(begin)
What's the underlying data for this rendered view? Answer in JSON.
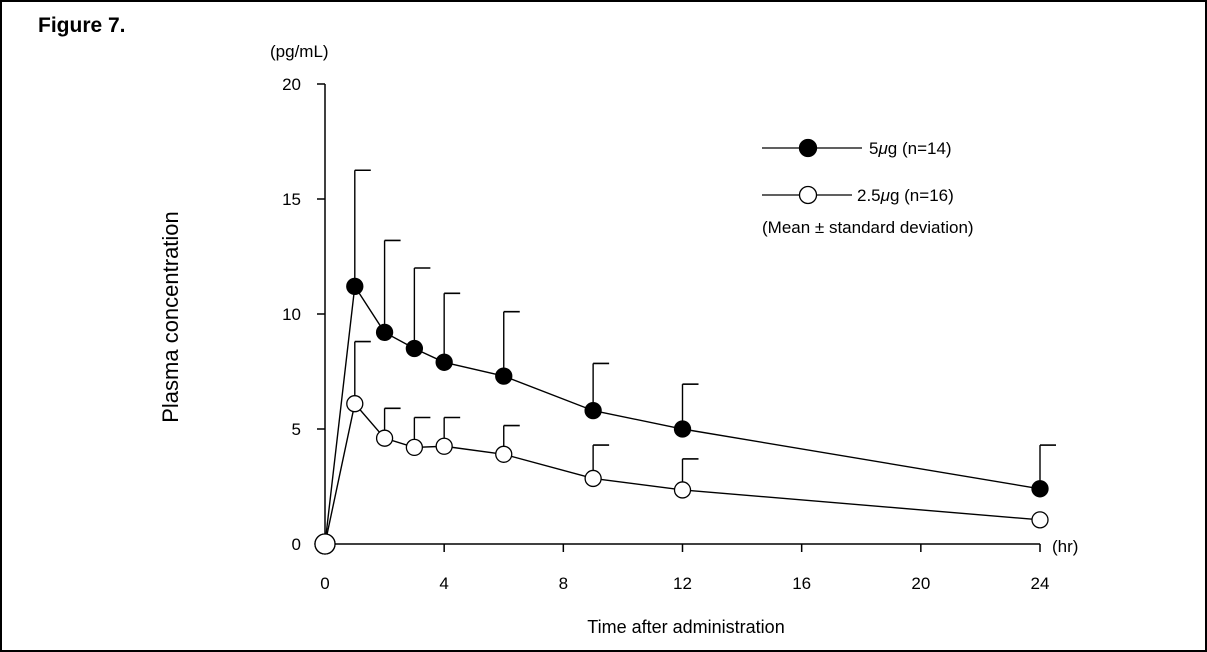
{
  "figure_label": "Figure 7.",
  "chart_data": {
    "type": "line",
    "title": "",
    "xlabel": "Time after administration",
    "ylabel": "Plasma concentration",
    "x_unit": "(hr)",
    "y_unit": "(pg/mL)",
    "xlim": [
      0,
      24
    ],
    "ylim": [
      0,
      20
    ],
    "x_ticks": [
      0,
      4,
      8,
      12,
      16,
      20,
      24
    ],
    "y_ticks": [
      0,
      5,
      10,
      15,
      20
    ],
    "x_tick_labels": [
      "0",
      "4",
      "8",
      "12",
      "16",
      "20",
      "24"
    ],
    "y_tick_labels": [
      "0",
      "5",
      "10",
      "15",
      "20"
    ],
    "grid": false,
    "legend_position": "top-right",
    "legend_note": "(Mean ± standard deviation)",
    "series": [
      {
        "name": "5μg (n=14)",
        "label_prefix": "5",
        "label_unit": "μ",
        "label_suffix": "g (n=14)",
        "marker": "filled-circle",
        "x": [
          0,
          1,
          2,
          3,
          4,
          6,
          9,
          12,
          24
        ],
        "values": [
          0,
          11.2,
          9.2,
          8.5,
          7.9,
          7.3,
          5.8,
          5.0,
          2.4
        ],
        "sd": [
          0,
          5.05,
          4.0,
          3.5,
          3.0,
          2.8,
          2.05,
          1.95,
          1.9
        ]
      },
      {
        "name": "2.5μg (n=16)",
        "label_prefix": "2.5",
        "label_unit": "μ",
        "label_suffix": "g (n=16)",
        "marker": "open-circle",
        "x": [
          0,
          1,
          2,
          3,
          4,
          6,
          9,
          12,
          24
        ],
        "values": [
          0,
          6.1,
          4.6,
          4.2,
          4.25,
          3.9,
          2.85,
          2.35,
          1.05
        ],
        "sd": [
          0,
          2.7,
          1.3,
          1.3,
          1.25,
          1.25,
          1.45,
          1.35,
          0
        ]
      }
    ]
  }
}
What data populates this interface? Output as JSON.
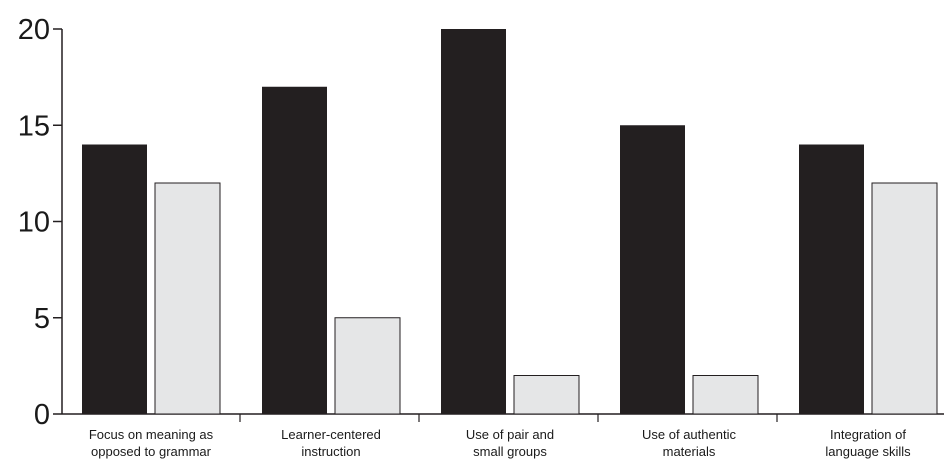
{
  "chart_data": {
    "type": "bar",
    "title": "",
    "xlabel": "",
    "ylabel": "",
    "ylim": [
      0,
      20
    ],
    "yticks": [
      0,
      5,
      10,
      15,
      20
    ],
    "grid": false,
    "legend": "none",
    "categories": [
      [
        "Focus on meaning as",
        "opposed to grammar"
      ],
      [
        "Learner-centered",
        "instruction"
      ],
      [
        "Use of pair and",
        "small groups"
      ],
      [
        "Use of authentic",
        "materials"
      ],
      [
        "Integration of",
        "language skills"
      ]
    ],
    "series": [
      {
        "values": [
          14,
          17,
          20,
          15,
          14
        ],
        "color": "#231f20"
      },
      {
        "values": [
          12,
          5,
          2,
          2,
          12
        ],
        "color": "#e5e6e7"
      }
    ]
  }
}
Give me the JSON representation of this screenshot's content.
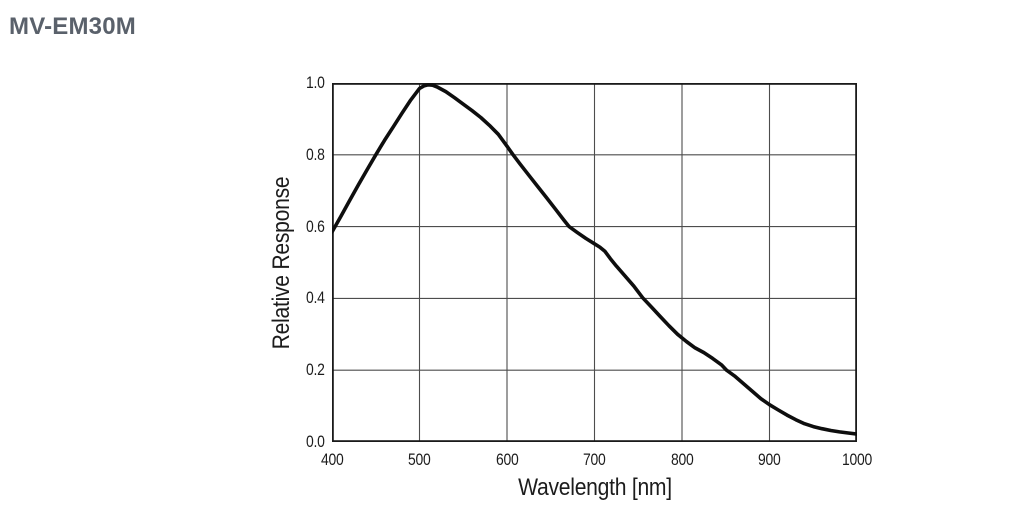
(end)
◆ **SET TASK**:
Give the material again exactly as it is, but keep the pictures out.

◆ **SOLUTION FOR THIS TASK**:
What's the underlying data for this rendered view? Answer in JSON.
{
  "figure_label": "Figure 7.",
  "chart_data": {
    "type": "line",
    "title": "",
    "xlabel": "Time after administration",
    "ylabel": "Plasma concentration",
    "x_unit": "(hr)",
    "y_unit": "(pg/mL)",
    "xlim": [
      0,
      24
    ],
    "ylim": [
      0,
      20
    ],
    "x_ticks": [
      0,
      4,
      8,
      12,
      16,
      20,
      24
    ],
    "y_ticks": [
      0,
      5,
      10,
      15,
      20
    ],
    "x_tick_labels": [
      "0",
      "4",
      "8",
      "12",
      "16",
      "20",
      "24"
    ],
    "y_tick_labels": [
      "0",
      "5",
      "10",
      "15",
      "20"
    ],
    "grid": false,
    "legend_position": "top-right",
    "legend_note": "(Mean ± standard deviation)",
    "series": [
      {
        "name": "5μg (n=14)",
        "label_prefix": "5",
        "label_unit": "μ",
        "label_suffix": "g (n=14)",
        "marker": "filled-circle",
        "x": [
          0,
          1,
          2,
          3,
          4,
          6,
          9,
          12,
          24
        ],
        "values": [
          0,
          11.2,
          9.2,
          8.5,
          7.9,
          7.3,
          5.8,
          5.0,
          2.4
        ],
        "sd": [
          0,
          5.05,
          4.0,
          3.5,
          3.0,
          2.8,
          2.05,
          1.95,
          1.9
        ]
      },
      {
        "name": "2.5μg (n=16)",
        "label_prefix": "2.5",
        "label_unit": "μ",
        "label_suffix": "g (n=16)",
        "marker": "open-circle",
        "x": [
          0,
          1,
          2,
          3,
          4,
          6,
          9,
          12,
          24
        ],
        "values": [
          0,
          6.1,
          4.6,
          4.2,
          4.25,
          3.9,
          2.85,
          2.35,
          1.05
        ],
        "sd": [
          0,
          2.7,
          1.3,
          1.3,
          1.25,
          1.25,
          1.45,
          1.35,
          0
        ]
      }
    ]
  }
}
What data populates this interface? Output as JSON.
{
  "chart_data": {
    "type": "bar",
    "title": "",
    "xlabel": "",
    "ylabel": "",
    "ylim": [
      0,
      20
    ],
    "yticks": [
      0,
      5,
      10,
      15,
      20
    ],
    "grid": false,
    "legend": "none",
    "categories": [
      [
        "Focus on meaning as",
        "opposed to grammar"
      ],
      [
        "Learner-centered",
        "instruction"
      ],
      [
        "Use of pair and",
        "small groups"
      ],
      [
        "Use of authentic",
        "materials"
      ],
      [
        "Integration of",
        "language skills"
      ]
    ],
    "series": [
      {
        "values": [
          14,
          17,
          20,
          15,
          14
        ],
        "color": "#231f20"
      },
      {
        "values": [
          12,
          5,
          2,
          2,
          12
        ],
        "color": "#e5e6e7"
      }
    ]
  }
}
Give me the JSON representation of this screenshot's content.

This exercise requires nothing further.